* [YOUR INSTRUCTIONS] For each line below that contains the string "from", copy that line.

* [THE DATA]
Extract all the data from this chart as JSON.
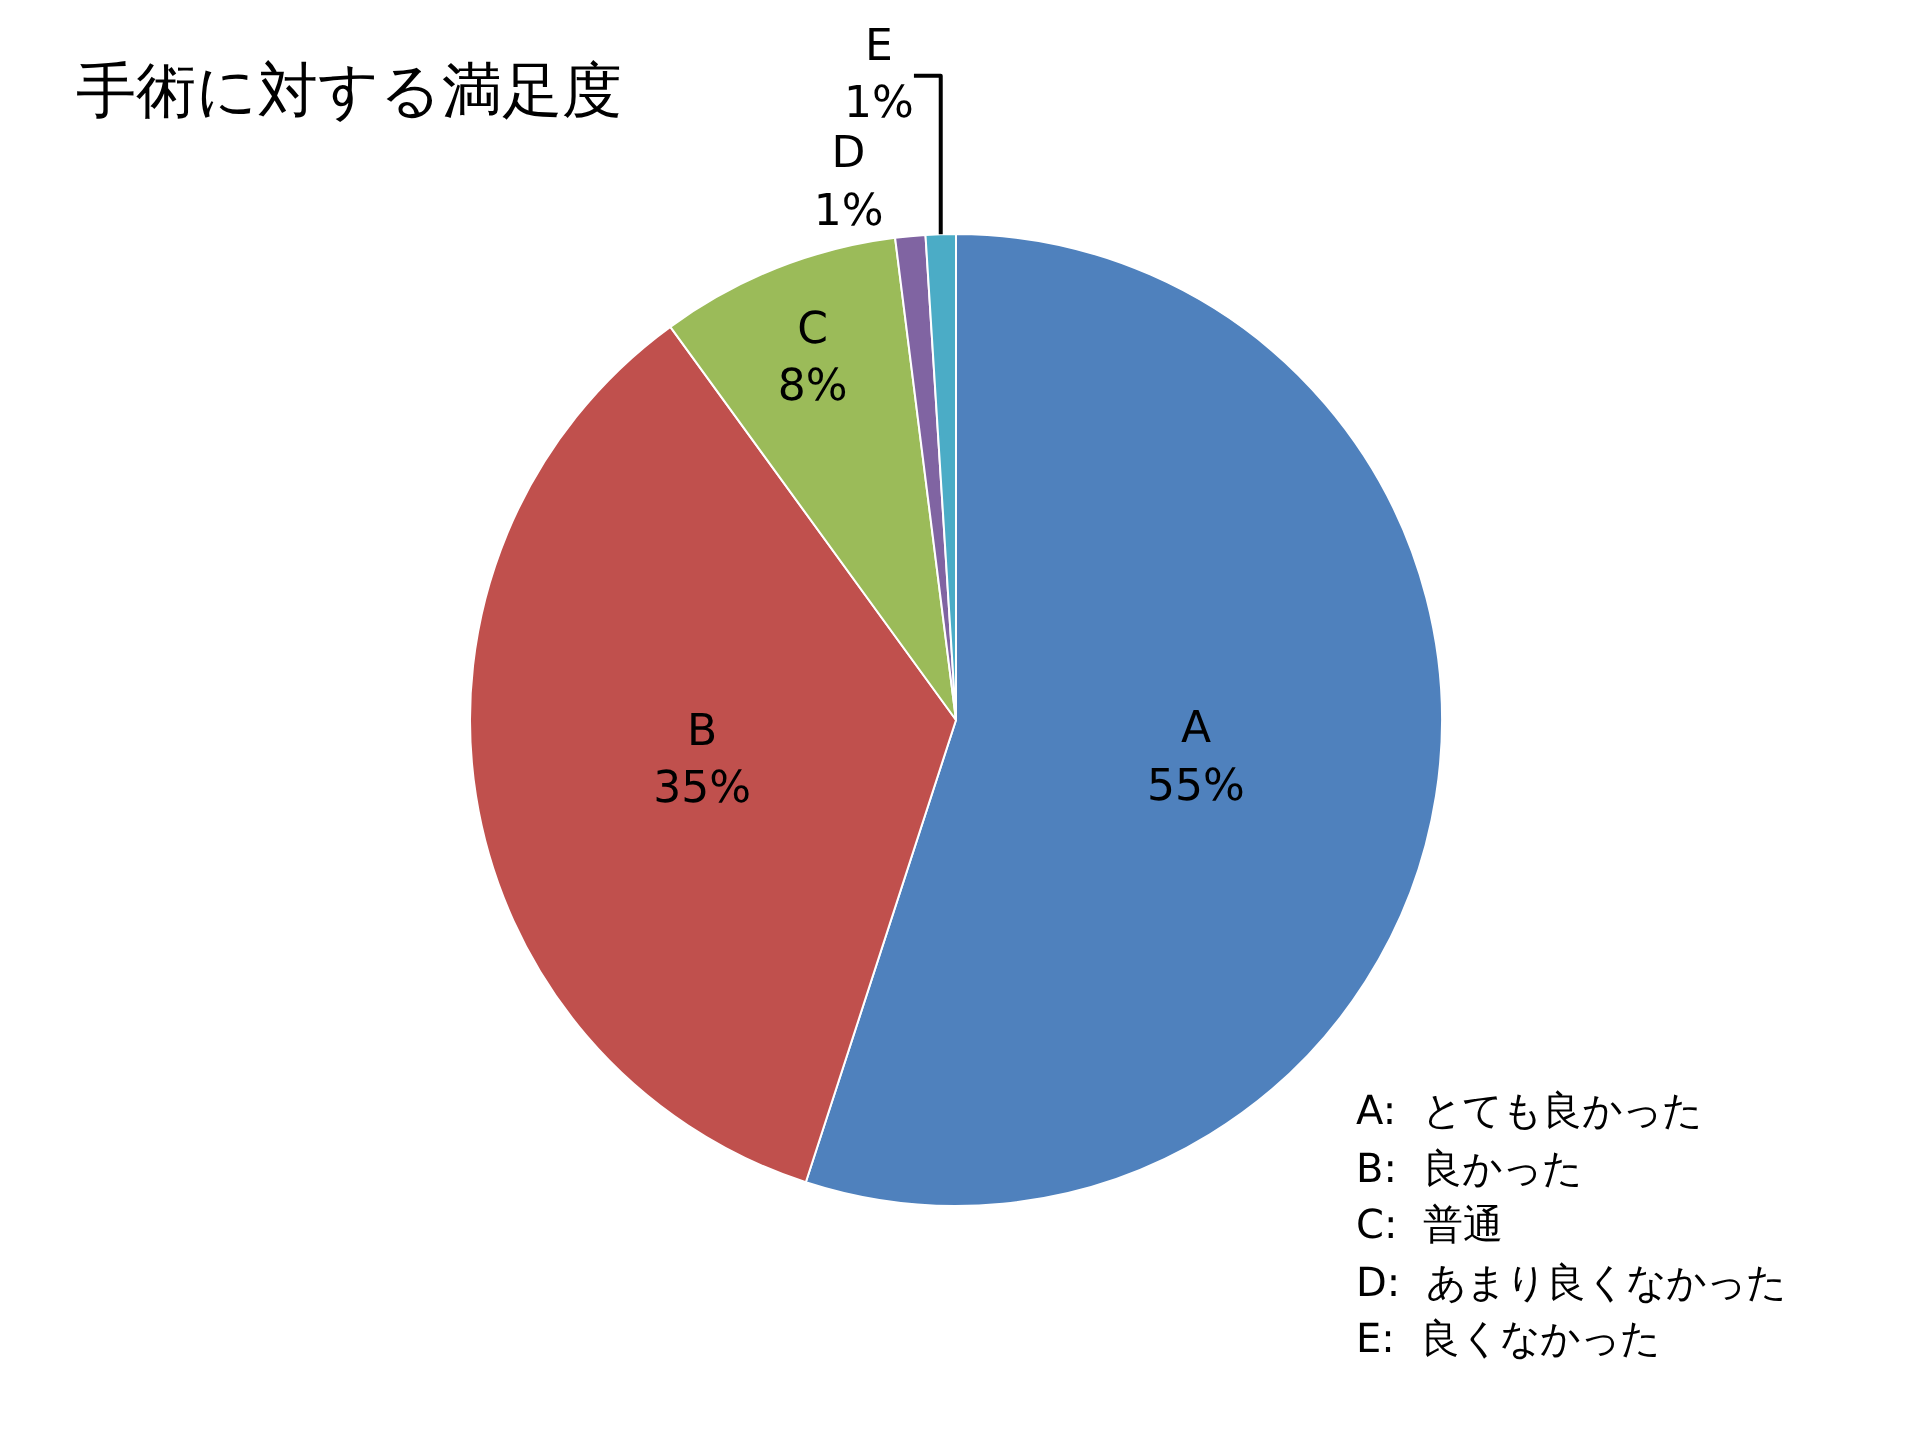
{
  "chart_data": {
    "type": "pie",
    "title": "手術に対する満足度",
    "categories": [
      "A",
      "B",
      "C",
      "D",
      "E"
    ],
    "values": [
      55,
      35,
      8,
      1,
      1
    ],
    "value_labels": [
      "55%",
      "35%",
      "8%",
      "1%",
      "1%"
    ],
    "colors": [
      "#4f81bd",
      "#c0504d",
      "#9bbb59",
      "#8064a2",
      "#4bacc6"
    ],
    "legend": false,
    "annotations": [
      "A:  とても良かった",
      "B:  良かった",
      "C:  普通",
      "D:  あまり良くなかった",
      "E:  良くなかった"
    ]
  }
}
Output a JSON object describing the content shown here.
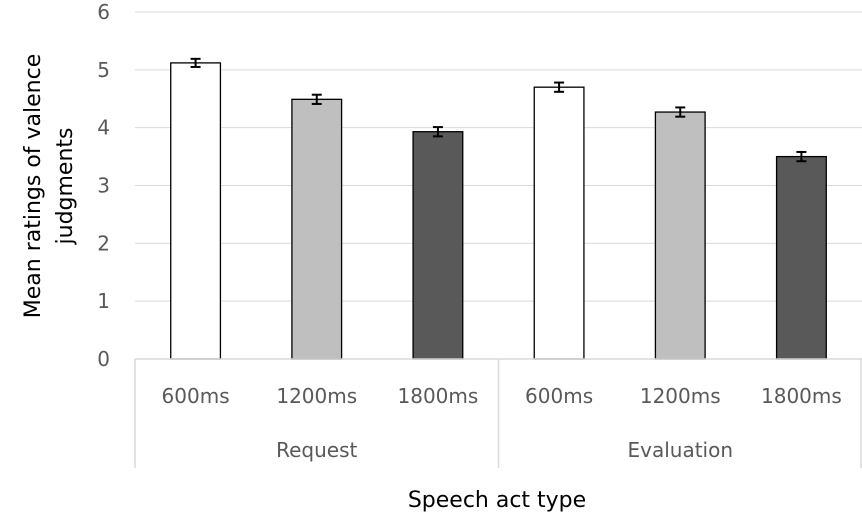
{
  "chart_data": {
    "type": "bar",
    "title": "",
    "xlabel": "Speech act type",
    "ylabel_lines": [
      "Mean ratings of valence",
      "judgments"
    ],
    "ylim": [
      0,
      6
    ],
    "yticks": [
      "0",
      "1",
      "2",
      "3",
      "4",
      "5",
      "6"
    ],
    "grid": true,
    "groups": [
      {
        "name": "Request",
        "bars": [
          {
            "label": "600ms",
            "value": 5.12,
            "error": 0.07
          },
          {
            "label": "1200ms",
            "value": 4.49,
            "error": 0.08
          },
          {
            "label": "1800ms",
            "value": 3.93,
            "error": 0.08
          }
        ]
      },
      {
        "name": "Evaluation",
        "bars": [
          {
            "label": "600ms",
            "value": 4.7,
            "error": 0.08
          },
          {
            "label": "1200ms",
            "value": 4.27,
            "error": 0.08
          },
          {
            "label": "1800ms",
            "value": 3.5,
            "error": 0.08
          }
        ]
      }
    ],
    "colors": {
      "600ms": "#ffffff",
      "1200ms": "#bfbfbf",
      "1800ms": "#595959",
      "bar_outline": "#000000",
      "grid": "#d9d9d9",
      "axis": "#d9d9d9"
    }
  }
}
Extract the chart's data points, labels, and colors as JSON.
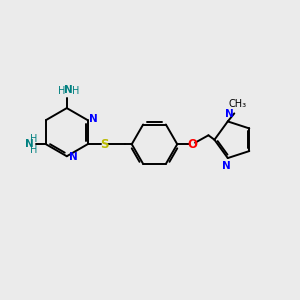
{
  "bg_color": "#ebebeb",
  "bond_color": "#000000",
  "N_color": "#0000ff",
  "S_color": "#bbbb00",
  "O_color": "#ff0000",
  "NH2_color": "#008080",
  "lw": 1.4,
  "figsize": [
    3.0,
    3.0
  ],
  "dpi": 100,
  "xlim": [
    0,
    10
  ],
  "ylim": [
    0,
    10
  ]
}
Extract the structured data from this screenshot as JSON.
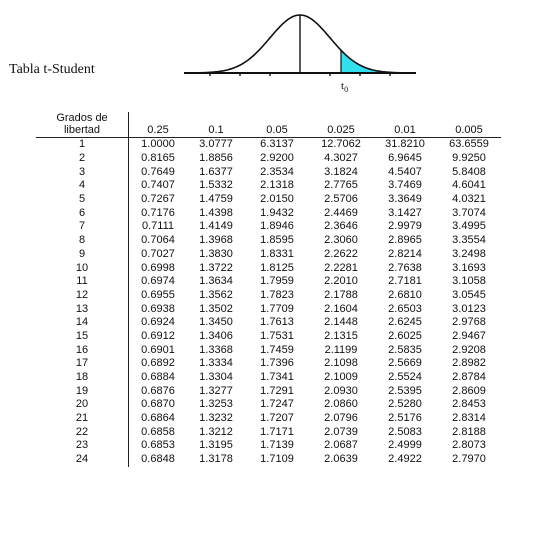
{
  "header": {
    "title": "Tabla t-Student",
    "curve_label": "t",
    "curve_label_sub": "0",
    "shade_color": "#33e0ee"
  },
  "table": {
    "df_header_line1": "Grados de",
    "df_header_line2": "libertad",
    "alphas": [
      "0.25",
      "0.1",
      "0.05",
      "0.025",
      "0.01",
      "0.005"
    ],
    "rows": [
      [
        "1",
        "1.0000",
        "3.0777",
        "6.3137",
        "12.7062",
        "31.8210",
        "63.6559"
      ],
      [
        "2",
        "0.8165",
        "1.8856",
        "2.9200",
        "4.3027",
        "6.9645",
        "9.9250"
      ],
      [
        "3",
        "0.7649",
        "1.6377",
        "2.3534",
        "3.1824",
        "4.5407",
        "5.8408"
      ],
      [
        "4",
        "0.7407",
        "1.5332",
        "2.1318",
        "2.7765",
        "3.7469",
        "4.6041"
      ],
      [
        "5",
        "0.7267",
        "1.4759",
        "2.0150",
        "2.5706",
        "3.3649",
        "4.0321"
      ],
      [
        "6",
        "0.7176",
        "1.4398",
        "1.9432",
        "2.4469",
        "3.1427",
        "3.7074"
      ],
      [
        "7",
        "0.7111",
        "1.4149",
        "1.8946",
        "2.3646",
        "2.9979",
        "3.4995"
      ],
      [
        "8",
        "0.7064",
        "1.3968",
        "1.8595",
        "2.3060",
        "2.8965",
        "3.3554"
      ],
      [
        "9",
        "0.7027",
        "1.3830",
        "1.8331",
        "2.2622",
        "2.8214",
        "3.2498"
      ],
      [
        "10",
        "0.6998",
        "1.3722",
        "1.8125",
        "2.2281",
        "2.7638",
        "3.1693"
      ],
      [
        "11",
        "0.6974",
        "1.3634",
        "1.7959",
        "2.2010",
        "2.7181",
        "3.1058"
      ],
      [
        "12",
        "0.6955",
        "1.3562",
        "1.7823",
        "2.1788",
        "2.6810",
        "3.0545"
      ],
      [
        "13",
        "0.6938",
        "1.3502",
        "1.7709",
        "2.1604",
        "2.6503",
        "3.0123"
      ],
      [
        "14",
        "0.6924",
        "1.3450",
        "1.7613",
        "2.1448",
        "2.6245",
        "2.9768"
      ],
      [
        "15",
        "0.6912",
        "1.3406",
        "1.7531",
        "2.1315",
        "2.6025",
        "2.9467"
      ],
      [
        "16",
        "0.6901",
        "1.3368",
        "1.7459",
        "2.1199",
        "2.5835",
        "2.9208"
      ],
      [
        "17",
        "0.6892",
        "1.3334",
        "1.7396",
        "2.1098",
        "2.5669",
        "2.8982"
      ],
      [
        "18",
        "0.6884",
        "1.3304",
        "1.7341",
        "2.1009",
        "2.5524",
        "2.8784"
      ],
      [
        "19",
        "0.6876",
        "1.3277",
        "1.7291",
        "2.0930",
        "2.5395",
        "2.8609"
      ],
      [
        "20",
        "0.6870",
        "1.3253",
        "1.7247",
        "2.0860",
        "2.5280",
        "2.8453"
      ],
      [
        "21",
        "0.6864",
        "1.3232",
        "1.7207",
        "2.0796",
        "2.5176",
        "2.8314"
      ],
      [
        "22",
        "0.6858",
        "1.3212",
        "1.7171",
        "2.0739",
        "2.5083",
        "2.8188"
      ],
      [
        "23",
        "0.6853",
        "1.3195",
        "1.7139",
        "2.0687",
        "2.4999",
        "2.8073"
      ],
      [
        "24",
        "0.6848",
        "1.3178",
        "1.7109",
        "2.0639",
        "2.4922",
        "2.7970"
      ]
    ]
  }
}
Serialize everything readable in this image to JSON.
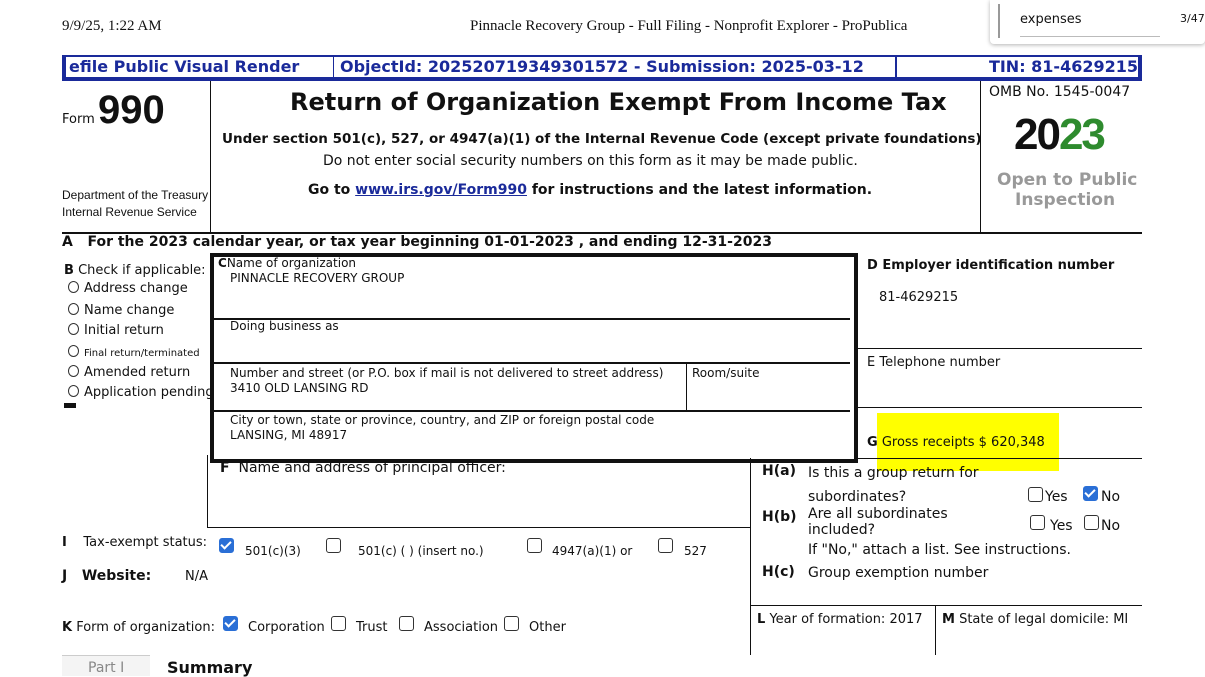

* [WRITTEN SOLUTION]
Extract all the data from this chart as JSON.
Extract the structured data from this screenshot as JSON.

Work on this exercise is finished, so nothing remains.